Copy every line of the records below word for word, with no changes.
☆ ☆ ☆ ☆ ☆
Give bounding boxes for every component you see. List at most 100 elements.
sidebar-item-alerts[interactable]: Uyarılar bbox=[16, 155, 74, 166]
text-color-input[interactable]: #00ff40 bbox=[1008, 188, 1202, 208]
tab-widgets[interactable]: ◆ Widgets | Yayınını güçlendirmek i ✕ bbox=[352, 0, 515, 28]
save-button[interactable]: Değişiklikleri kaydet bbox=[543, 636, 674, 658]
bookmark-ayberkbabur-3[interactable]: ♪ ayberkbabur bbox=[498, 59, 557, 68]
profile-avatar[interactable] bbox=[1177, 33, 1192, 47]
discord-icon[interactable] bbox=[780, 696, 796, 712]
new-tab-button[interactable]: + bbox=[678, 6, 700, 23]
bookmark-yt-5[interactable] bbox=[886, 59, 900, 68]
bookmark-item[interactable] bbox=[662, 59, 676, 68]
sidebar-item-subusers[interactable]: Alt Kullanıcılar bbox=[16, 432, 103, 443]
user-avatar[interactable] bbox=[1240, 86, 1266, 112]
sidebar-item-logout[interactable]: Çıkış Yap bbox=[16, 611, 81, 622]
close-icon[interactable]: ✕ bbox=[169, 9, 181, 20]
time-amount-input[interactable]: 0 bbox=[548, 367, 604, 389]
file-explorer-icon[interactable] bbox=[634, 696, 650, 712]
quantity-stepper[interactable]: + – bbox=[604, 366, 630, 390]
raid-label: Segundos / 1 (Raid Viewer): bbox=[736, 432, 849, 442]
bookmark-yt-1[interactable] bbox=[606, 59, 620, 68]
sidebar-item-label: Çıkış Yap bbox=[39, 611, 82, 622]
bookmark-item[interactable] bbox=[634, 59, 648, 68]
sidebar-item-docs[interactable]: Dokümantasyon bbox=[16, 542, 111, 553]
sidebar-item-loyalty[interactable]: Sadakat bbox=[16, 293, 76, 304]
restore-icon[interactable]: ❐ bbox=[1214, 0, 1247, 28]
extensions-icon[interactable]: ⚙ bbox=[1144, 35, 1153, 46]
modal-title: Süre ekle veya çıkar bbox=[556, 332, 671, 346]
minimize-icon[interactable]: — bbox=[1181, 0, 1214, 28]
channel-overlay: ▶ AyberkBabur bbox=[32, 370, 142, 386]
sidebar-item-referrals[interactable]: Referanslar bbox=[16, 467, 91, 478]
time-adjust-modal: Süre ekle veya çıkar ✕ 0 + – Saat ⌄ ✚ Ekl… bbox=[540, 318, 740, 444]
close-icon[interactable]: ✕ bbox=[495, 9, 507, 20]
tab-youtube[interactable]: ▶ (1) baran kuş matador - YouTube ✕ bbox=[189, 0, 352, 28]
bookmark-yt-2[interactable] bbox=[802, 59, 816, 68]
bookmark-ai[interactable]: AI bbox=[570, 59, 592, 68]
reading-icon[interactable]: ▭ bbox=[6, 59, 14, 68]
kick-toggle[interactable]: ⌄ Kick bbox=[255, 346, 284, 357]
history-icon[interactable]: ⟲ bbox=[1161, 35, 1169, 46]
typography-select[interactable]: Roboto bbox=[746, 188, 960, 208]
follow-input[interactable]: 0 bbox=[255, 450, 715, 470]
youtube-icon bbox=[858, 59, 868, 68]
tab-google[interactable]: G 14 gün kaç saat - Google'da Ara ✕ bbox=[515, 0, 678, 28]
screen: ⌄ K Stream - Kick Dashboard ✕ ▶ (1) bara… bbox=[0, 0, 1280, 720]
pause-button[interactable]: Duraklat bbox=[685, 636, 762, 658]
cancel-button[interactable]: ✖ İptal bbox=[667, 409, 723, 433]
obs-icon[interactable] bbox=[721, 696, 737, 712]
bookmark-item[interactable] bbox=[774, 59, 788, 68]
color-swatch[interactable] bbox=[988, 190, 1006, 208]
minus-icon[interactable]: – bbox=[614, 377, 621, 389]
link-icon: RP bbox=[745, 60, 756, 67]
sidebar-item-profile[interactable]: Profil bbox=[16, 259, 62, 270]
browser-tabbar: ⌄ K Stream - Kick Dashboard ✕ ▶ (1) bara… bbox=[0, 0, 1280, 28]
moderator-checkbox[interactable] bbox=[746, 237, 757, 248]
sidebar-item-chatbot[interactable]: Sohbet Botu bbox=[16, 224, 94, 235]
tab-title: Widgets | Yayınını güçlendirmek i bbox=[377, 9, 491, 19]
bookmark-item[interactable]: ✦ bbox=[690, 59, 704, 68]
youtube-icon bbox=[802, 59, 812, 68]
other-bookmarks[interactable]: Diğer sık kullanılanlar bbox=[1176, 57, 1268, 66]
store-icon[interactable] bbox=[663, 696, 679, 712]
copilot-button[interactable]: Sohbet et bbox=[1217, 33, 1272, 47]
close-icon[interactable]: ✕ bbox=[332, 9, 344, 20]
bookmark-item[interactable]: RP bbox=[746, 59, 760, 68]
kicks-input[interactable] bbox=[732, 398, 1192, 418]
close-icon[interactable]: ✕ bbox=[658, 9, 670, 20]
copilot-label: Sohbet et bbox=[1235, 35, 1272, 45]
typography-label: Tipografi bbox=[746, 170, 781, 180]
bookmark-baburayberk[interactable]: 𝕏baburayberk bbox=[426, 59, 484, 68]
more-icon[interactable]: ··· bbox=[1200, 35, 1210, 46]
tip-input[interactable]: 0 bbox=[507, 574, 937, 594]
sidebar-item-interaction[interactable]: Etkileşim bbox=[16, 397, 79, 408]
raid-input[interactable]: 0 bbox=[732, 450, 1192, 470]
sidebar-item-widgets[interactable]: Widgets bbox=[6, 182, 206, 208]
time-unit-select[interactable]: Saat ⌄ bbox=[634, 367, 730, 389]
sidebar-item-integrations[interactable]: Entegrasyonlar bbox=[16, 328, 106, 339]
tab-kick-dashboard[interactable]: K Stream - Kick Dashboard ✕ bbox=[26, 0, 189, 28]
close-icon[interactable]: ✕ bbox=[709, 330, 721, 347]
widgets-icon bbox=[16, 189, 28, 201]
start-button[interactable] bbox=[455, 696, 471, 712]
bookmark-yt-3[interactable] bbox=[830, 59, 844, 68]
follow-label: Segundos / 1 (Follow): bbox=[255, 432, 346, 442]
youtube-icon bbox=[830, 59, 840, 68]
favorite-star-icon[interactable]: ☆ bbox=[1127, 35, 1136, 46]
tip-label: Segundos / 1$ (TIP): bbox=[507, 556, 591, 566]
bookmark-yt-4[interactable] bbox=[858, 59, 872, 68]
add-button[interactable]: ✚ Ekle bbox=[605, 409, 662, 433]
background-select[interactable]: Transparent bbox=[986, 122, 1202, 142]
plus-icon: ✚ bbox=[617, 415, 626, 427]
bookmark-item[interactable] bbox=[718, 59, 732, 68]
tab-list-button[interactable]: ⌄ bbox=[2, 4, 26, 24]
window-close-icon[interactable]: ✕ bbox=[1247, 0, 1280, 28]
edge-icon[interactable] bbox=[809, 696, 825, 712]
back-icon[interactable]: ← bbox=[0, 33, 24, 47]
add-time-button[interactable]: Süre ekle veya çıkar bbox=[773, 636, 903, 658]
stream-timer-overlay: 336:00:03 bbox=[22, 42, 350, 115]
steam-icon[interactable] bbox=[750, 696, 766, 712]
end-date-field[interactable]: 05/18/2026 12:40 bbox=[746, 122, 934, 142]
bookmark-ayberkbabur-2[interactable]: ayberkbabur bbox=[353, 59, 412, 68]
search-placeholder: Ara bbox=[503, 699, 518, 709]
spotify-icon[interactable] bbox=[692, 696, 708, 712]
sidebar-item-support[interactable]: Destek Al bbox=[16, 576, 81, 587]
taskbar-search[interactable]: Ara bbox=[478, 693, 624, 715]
☆ ☆ ☆ ☆ ☆
Answer |
Give bounding boxes for every component you see. List at most 100 elements.
sidebar-item-alerts[interactable]: Uyarılar bbox=[16, 155, 74, 166]
text-color-input[interactable]: #00ff40 bbox=[1008, 188, 1202, 208]
tab-widgets[interactable]: ◆ Widgets | Yayınını güçlendirmek i ✕ bbox=[352, 0, 515, 28]
save-button[interactable]: Değişiklikleri kaydet bbox=[543, 636, 674, 658]
bookmark-ayberkbabur-3[interactable]: ♪ ayberkbabur bbox=[498, 59, 557, 68]
profile-avatar[interactable] bbox=[1177, 33, 1192, 47]
discord-icon[interactable] bbox=[780, 696, 796, 712]
new-tab-button[interactable]: + bbox=[678, 6, 700, 23]
bookmark-yt-5[interactable] bbox=[886, 59, 900, 68]
bookmark-item[interactable] bbox=[662, 59, 676, 68]
sidebar-item-subusers[interactable]: Alt Kullanıcılar bbox=[16, 432, 103, 443]
user-avatar[interactable] bbox=[1240, 86, 1266, 112]
sidebar-item-logout[interactable]: Çıkış Yap bbox=[16, 611, 81, 622]
close-icon[interactable]: ✕ bbox=[169, 9, 181, 20]
time-amount-input[interactable]: 0 bbox=[548, 367, 604, 389]
file-explorer-icon[interactable] bbox=[634, 696, 650, 712]
quantity-stepper[interactable]: + – bbox=[604, 366, 630, 390]
raid-label: Segundos / 1 (Raid Viewer): bbox=[736, 432, 849, 442]
bookmark-yt-1[interactable] bbox=[606, 59, 620, 68]
sidebar-item-label: Çıkış Yap bbox=[39, 611, 82, 622]
bookmark-item[interactable] bbox=[634, 59, 648, 68]
sidebar-item-docs[interactable]: Dokümantasyon bbox=[16, 542, 111, 553]
sidebar-item-loyalty[interactable]: Sadakat bbox=[16, 293, 76, 304]
restore-icon[interactable]: ❐ bbox=[1214, 0, 1247, 28]
extensions-icon[interactable]: ⚙ bbox=[1144, 35, 1153, 46]
modal-title: Süre ekle veya çıkar bbox=[556, 332, 671, 346]
minimize-icon[interactable]: — bbox=[1181, 0, 1214, 28]
channel-overlay: ▶ AyberkBabur bbox=[32, 370, 142, 386]
sidebar-item-referrals[interactable]: Referanslar bbox=[16, 467, 91, 478]
time-adjust-modal: Süre ekle veya çıkar ✕ 0 + – Saat ⌄ ✚ Ekl… bbox=[540, 318, 740, 444]
close-icon[interactable]: ✕ bbox=[495, 9, 507, 20]
tab-youtube[interactable]: ▶ (1) baran kuş matador - YouTube ✕ bbox=[189, 0, 352, 28]
bookmark-yt-2[interactable] bbox=[802, 59, 816, 68]
bookmark-ai[interactable]: AI bbox=[570, 59, 592, 68]
reading-icon[interactable]: ▭ bbox=[6, 59, 14, 68]
kick-toggle[interactable]: ⌄ Kick bbox=[255, 346, 284, 357]
history-icon[interactable]: ⟲ bbox=[1161, 35, 1169, 46]
typography-select[interactable]: Roboto bbox=[746, 188, 960, 208]
follow-input[interactable]: 0 bbox=[255, 450, 715, 470]
youtube-icon bbox=[858, 59, 868, 68]
tab-google[interactable]: G 14 gün kaç saat - Google'da Ara ✕ bbox=[515, 0, 678, 28]
screen: ⌄ K Stream - Kick Dashboard ✕ ▶ (1) bara… bbox=[0, 0, 1280, 720]
pause-button[interactable]: Duraklat bbox=[685, 636, 762, 658]
cancel-button[interactable]: ✖ İptal bbox=[667, 409, 723, 433]
obs-icon[interactable] bbox=[721, 696, 737, 712]
bookmark-item[interactable] bbox=[774, 59, 788, 68]
color-swatch[interactable] bbox=[988, 190, 1006, 208]
minus-icon[interactable]: – bbox=[614, 377, 621, 389]
link-icon: RP bbox=[745, 60, 756, 67]
sidebar-item-profile[interactable]: Profil bbox=[16, 259, 62, 270]
browser-tabbar: ⌄ K Stream - Kick Dashboard ✕ ▶ (1) bara… bbox=[0, 0, 1280, 28]
moderator-checkbox[interactable] bbox=[746, 237, 757, 248]
sidebar-item-chatbot[interactable]: Sohbet Botu bbox=[16, 224, 94, 235]
tab-title: Widgets | Yayınını güçlendirmek i bbox=[377, 9, 491, 19]
bookmark-item[interactable]: ✦ bbox=[690, 59, 704, 68]
youtube-icon bbox=[802, 59, 812, 68]
other-bookmarks[interactable]: Diğer sık kullanılanlar bbox=[1176, 57, 1268, 66]
store-icon[interactable] bbox=[663, 696, 679, 712]
copilot-button[interactable]: Sohbet et bbox=[1217, 33, 1272, 47]
close-icon[interactable]: ✕ bbox=[332, 9, 344, 20]
bookmark-item[interactable]: RP bbox=[746, 59, 760, 68]
kicks-input[interactable] bbox=[732, 398, 1192, 418]
close-icon[interactable]: ✕ bbox=[658, 9, 670, 20]
copilot-label: Sohbet et bbox=[1235, 35, 1272, 45]
typography-label: Tipografi bbox=[746, 170, 781, 180]
bookmark-baburayberk[interactable]: 𝕏baburayberk bbox=[426, 59, 484, 68]
more-icon[interactable]: ··· bbox=[1200, 35, 1210, 46]
tip-input[interactable]: 0 bbox=[507, 574, 937, 594]
sidebar-item-interaction[interactable]: Etkileşim bbox=[16, 397, 79, 408]
raid-input[interactable]: 0 bbox=[732, 450, 1192, 470]
sidebar-item-widgets[interactable]: Widgets bbox=[6, 182, 206, 208]
time-unit-select[interactable]: Saat ⌄ bbox=[634, 367, 730, 389]
sidebar-item-integrations[interactable]: Entegrasyonlar bbox=[16, 328, 106, 339]
tab-kick-dashboard[interactable]: K Stream - Kick Dashboard ✕ bbox=[26, 0, 189, 28]
close-icon[interactable]: ✕ bbox=[709, 330, 721, 347]
widgets-icon bbox=[16, 189, 28, 201]
start-button[interactable] bbox=[455, 696, 471, 712]
bookmark-yt-3[interactable] bbox=[830, 59, 844, 68]
follow-label: Segundos / 1 (Follow): bbox=[255, 432, 346, 442]
youtube-icon bbox=[830, 59, 840, 68]
favorite-star-icon[interactable]: ☆ bbox=[1127, 35, 1136, 46]
tip-label: Segundos / 1$ (TIP): bbox=[507, 556, 591, 566]
bookmark-yt-4[interactable] bbox=[858, 59, 872, 68]
add-button[interactable]: ✚ Ekle bbox=[605, 409, 662, 433]
background-select[interactable]: Transparent bbox=[986, 122, 1202, 142]
plus-icon: ✚ bbox=[617, 415, 626, 427]
bookmark-item[interactable] bbox=[718, 59, 732, 68]
tab-list-button[interactable]: ⌄ bbox=[2, 4, 26, 24]
window-close-icon[interactable]: ✕ bbox=[1247, 0, 1280, 28]
edge-icon[interactable] bbox=[809, 696, 825, 712]
back-icon[interactable]: ← bbox=[0, 33, 24, 47]
add-time-button[interactable]: Süre ekle veya çıkar bbox=[773, 636, 903, 658]
stream-timer-overlay: 336:00:03 bbox=[22, 42, 350, 115]
steam-icon[interactable] bbox=[750, 696, 766, 712]
end-date-field[interactable]: 05/18/2026 12:40 bbox=[746, 122, 934, 142]
bookmark-ayberkbabur-2[interactable]: ayberkbabur bbox=[353, 59, 412, 68]
search-placeholder: Ara bbox=[503, 699, 518, 709]
spotify-icon[interactable] bbox=[692, 696, 708, 712]
sidebar-item-support[interactable]: Destek Al bbox=[16, 576, 81, 587]
taskbar-search[interactable]: Ara bbox=[478, 693, 624, 715]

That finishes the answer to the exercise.